# What you are asked to do
Select from the records below every line that has the word "this" in it.

# Excerpted records

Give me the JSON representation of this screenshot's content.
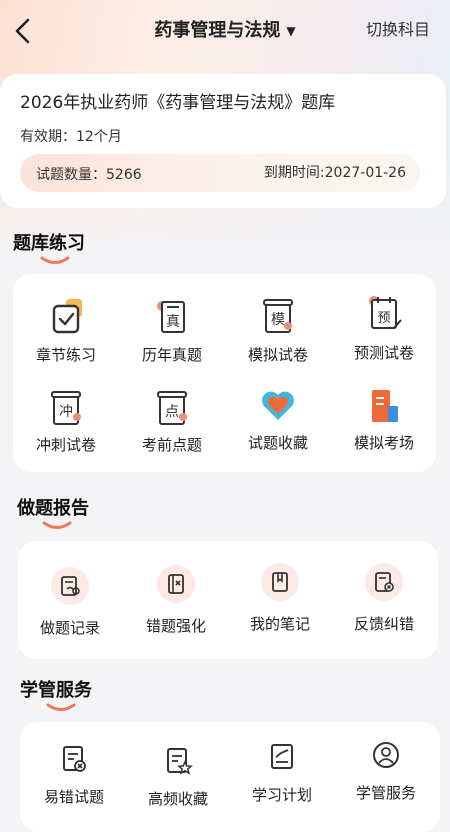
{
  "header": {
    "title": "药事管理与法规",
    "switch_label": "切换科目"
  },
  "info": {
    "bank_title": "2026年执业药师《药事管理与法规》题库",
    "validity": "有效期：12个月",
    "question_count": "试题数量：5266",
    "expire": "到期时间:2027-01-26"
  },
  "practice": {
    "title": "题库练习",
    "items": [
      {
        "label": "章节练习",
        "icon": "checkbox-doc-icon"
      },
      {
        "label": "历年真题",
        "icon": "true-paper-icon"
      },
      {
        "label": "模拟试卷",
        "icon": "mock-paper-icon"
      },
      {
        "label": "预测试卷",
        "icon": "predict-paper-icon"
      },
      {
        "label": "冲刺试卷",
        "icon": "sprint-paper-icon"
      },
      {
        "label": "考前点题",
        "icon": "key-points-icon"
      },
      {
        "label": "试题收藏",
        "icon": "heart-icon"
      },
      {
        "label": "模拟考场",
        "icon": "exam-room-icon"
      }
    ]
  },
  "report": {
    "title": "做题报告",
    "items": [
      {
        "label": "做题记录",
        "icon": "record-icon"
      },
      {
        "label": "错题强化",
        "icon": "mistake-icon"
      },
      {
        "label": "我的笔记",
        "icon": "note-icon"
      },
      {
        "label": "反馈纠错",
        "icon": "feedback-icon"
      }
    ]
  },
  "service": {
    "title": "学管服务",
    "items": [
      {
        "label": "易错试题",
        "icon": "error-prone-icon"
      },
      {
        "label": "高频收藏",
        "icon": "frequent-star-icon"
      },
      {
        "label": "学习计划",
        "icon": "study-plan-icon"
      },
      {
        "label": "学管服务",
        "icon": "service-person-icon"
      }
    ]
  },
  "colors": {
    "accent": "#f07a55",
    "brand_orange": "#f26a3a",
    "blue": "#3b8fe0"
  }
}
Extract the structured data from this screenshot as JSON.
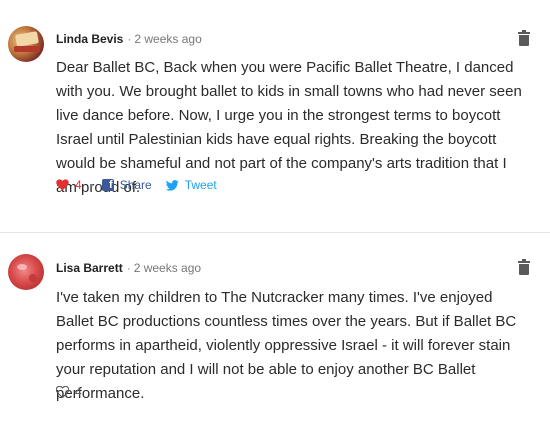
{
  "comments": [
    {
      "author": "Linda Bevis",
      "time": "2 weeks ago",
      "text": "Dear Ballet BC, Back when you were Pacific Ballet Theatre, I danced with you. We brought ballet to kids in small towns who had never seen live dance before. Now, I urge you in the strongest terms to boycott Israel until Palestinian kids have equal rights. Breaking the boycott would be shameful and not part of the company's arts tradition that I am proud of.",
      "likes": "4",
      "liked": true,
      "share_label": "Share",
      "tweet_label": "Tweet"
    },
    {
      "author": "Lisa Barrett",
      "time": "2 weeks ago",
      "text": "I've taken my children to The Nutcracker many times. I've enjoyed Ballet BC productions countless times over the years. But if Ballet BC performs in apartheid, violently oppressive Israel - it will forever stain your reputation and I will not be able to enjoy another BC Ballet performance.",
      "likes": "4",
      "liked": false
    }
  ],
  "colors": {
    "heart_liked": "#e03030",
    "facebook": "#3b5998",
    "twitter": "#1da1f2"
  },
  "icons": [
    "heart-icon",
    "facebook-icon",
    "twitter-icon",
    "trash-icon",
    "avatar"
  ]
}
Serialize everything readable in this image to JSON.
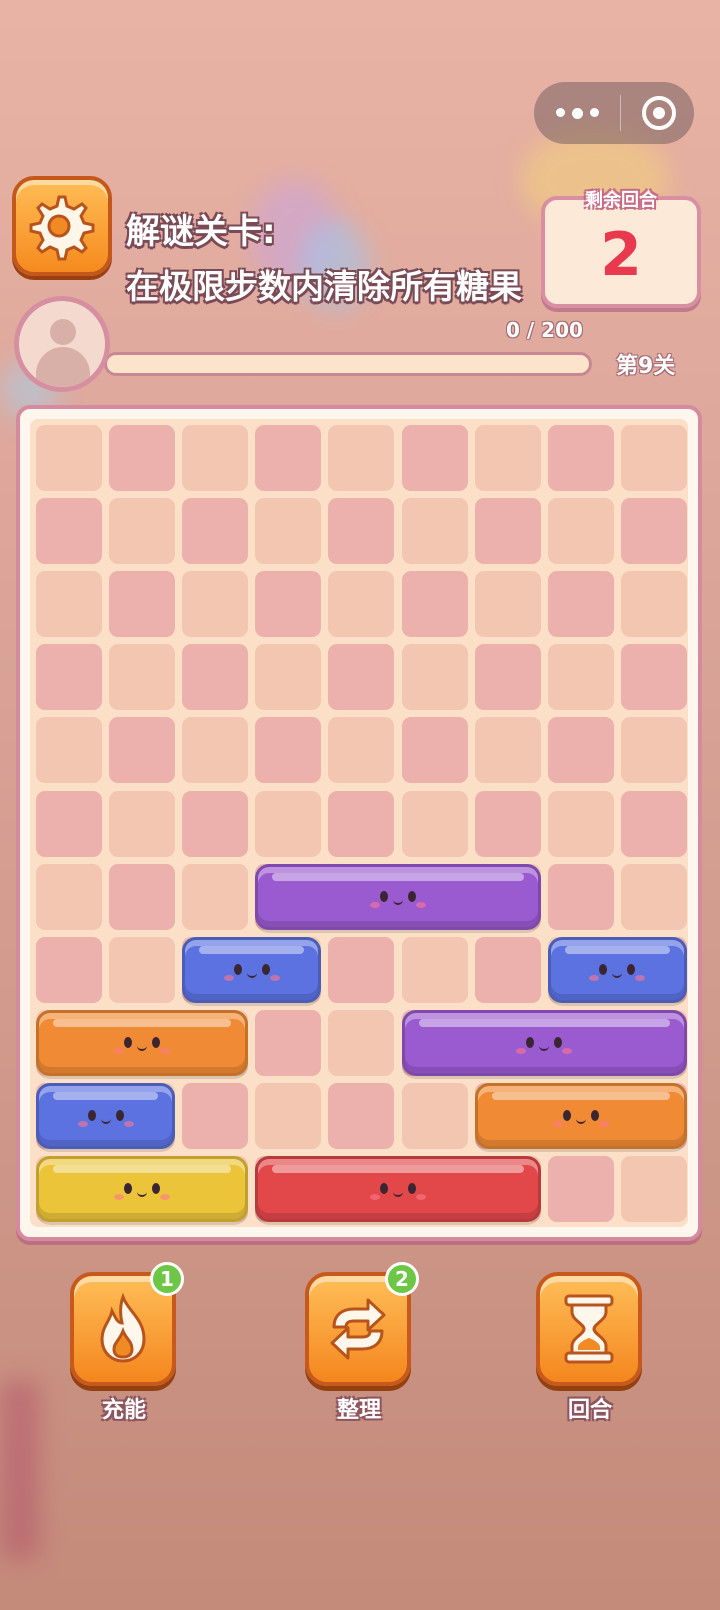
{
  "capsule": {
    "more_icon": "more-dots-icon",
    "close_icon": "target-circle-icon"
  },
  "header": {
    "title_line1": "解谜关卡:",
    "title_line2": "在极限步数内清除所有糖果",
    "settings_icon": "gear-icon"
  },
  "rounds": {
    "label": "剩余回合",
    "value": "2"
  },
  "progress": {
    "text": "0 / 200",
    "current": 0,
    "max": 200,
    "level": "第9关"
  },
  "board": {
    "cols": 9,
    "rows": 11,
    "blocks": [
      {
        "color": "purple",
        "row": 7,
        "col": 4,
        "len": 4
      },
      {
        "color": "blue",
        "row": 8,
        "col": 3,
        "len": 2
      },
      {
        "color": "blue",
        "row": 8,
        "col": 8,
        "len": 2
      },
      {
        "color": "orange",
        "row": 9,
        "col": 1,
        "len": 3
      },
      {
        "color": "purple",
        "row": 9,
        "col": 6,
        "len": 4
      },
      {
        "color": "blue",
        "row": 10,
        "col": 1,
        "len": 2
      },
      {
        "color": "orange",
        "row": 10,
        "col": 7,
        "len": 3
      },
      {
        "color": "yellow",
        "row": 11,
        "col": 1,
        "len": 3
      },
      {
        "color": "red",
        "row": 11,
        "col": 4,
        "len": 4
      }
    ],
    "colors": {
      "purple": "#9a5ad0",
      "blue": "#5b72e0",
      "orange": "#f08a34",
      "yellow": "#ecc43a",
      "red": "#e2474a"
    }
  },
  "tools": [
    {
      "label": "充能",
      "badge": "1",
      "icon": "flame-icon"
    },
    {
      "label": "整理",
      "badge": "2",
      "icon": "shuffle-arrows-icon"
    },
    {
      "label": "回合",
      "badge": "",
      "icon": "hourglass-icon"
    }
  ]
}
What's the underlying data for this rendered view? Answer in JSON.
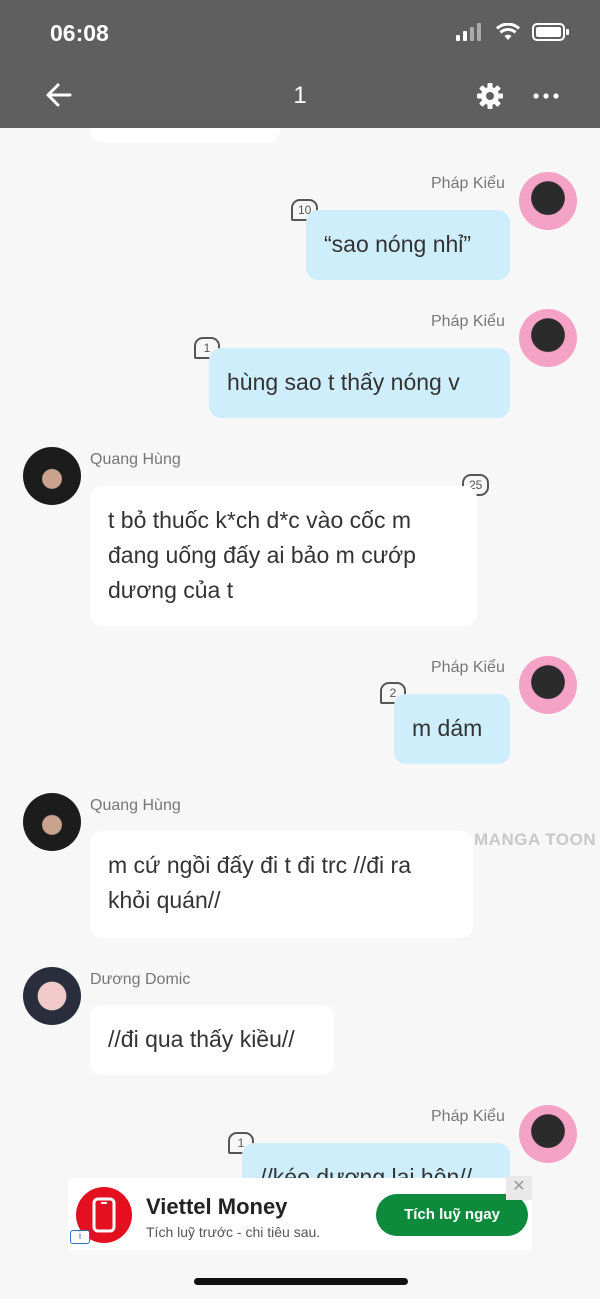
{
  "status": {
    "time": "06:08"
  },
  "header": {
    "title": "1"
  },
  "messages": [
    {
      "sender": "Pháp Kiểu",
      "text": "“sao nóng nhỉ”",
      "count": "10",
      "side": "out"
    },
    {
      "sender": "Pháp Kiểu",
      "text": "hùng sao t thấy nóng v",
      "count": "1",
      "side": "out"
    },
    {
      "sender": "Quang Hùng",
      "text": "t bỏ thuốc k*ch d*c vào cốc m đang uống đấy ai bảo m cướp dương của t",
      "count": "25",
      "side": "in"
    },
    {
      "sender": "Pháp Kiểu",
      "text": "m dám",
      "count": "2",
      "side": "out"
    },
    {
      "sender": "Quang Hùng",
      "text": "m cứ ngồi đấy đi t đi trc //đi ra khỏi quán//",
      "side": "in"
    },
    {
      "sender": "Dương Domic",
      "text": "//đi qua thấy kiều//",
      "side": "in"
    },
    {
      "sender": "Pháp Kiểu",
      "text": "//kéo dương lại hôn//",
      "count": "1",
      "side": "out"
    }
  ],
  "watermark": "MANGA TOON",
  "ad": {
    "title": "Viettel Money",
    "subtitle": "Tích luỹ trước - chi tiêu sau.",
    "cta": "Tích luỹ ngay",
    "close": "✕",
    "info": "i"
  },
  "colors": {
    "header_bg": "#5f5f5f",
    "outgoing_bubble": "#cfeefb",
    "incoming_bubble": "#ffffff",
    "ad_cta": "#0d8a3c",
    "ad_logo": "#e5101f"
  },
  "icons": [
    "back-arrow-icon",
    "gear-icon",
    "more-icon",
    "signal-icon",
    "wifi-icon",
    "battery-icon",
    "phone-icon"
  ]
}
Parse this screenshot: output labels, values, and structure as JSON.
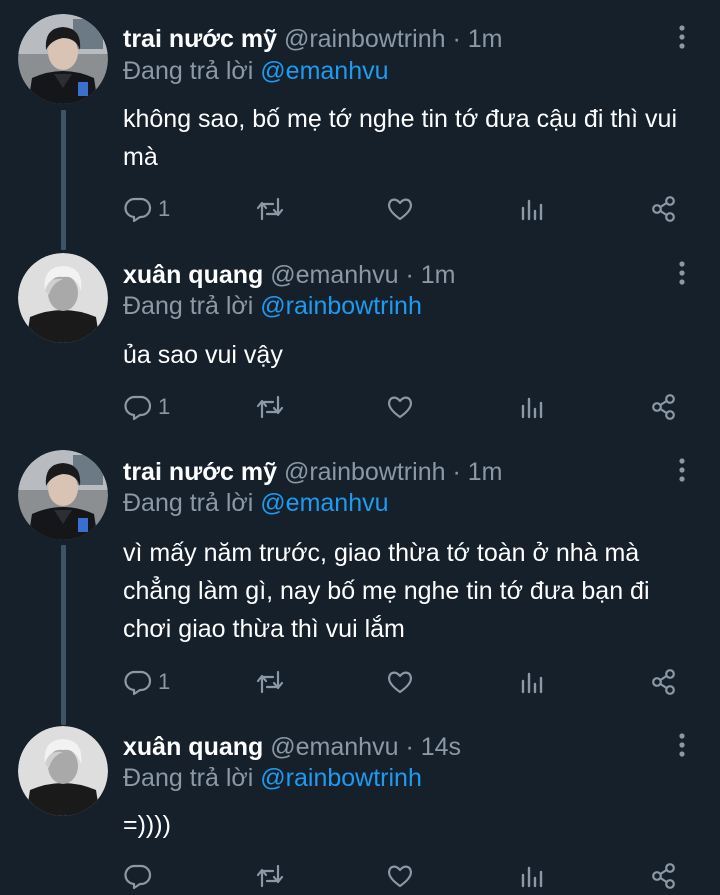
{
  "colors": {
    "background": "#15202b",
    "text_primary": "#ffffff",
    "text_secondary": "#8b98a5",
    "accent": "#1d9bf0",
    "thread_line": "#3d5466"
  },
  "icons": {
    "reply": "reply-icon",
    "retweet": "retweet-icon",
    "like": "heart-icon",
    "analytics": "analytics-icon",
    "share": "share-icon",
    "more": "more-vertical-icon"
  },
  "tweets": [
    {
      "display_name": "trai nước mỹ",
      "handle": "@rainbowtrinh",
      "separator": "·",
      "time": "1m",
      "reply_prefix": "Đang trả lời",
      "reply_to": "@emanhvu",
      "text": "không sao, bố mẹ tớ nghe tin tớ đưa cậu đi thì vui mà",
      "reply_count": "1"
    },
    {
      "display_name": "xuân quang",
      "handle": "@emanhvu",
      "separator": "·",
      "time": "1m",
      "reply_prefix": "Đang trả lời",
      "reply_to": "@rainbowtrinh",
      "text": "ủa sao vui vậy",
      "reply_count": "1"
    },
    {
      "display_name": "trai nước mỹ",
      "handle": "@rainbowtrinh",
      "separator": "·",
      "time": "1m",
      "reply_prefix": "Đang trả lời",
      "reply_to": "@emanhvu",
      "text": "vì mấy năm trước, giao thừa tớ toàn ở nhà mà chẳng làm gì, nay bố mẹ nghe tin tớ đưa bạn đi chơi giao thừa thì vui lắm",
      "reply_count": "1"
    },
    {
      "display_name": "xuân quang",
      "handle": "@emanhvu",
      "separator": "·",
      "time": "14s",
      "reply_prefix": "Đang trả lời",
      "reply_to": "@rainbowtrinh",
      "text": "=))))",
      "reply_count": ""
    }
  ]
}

# Full solution
Give me the JSON representation of this screenshot's content.
Extract the structured data from this screenshot as JSON.
Serialize everything readable in this image to JSON.
What's the underlying data for this rendered view? Answer in JSON.
Parse this screenshot: output labels, values, and structure as JSON.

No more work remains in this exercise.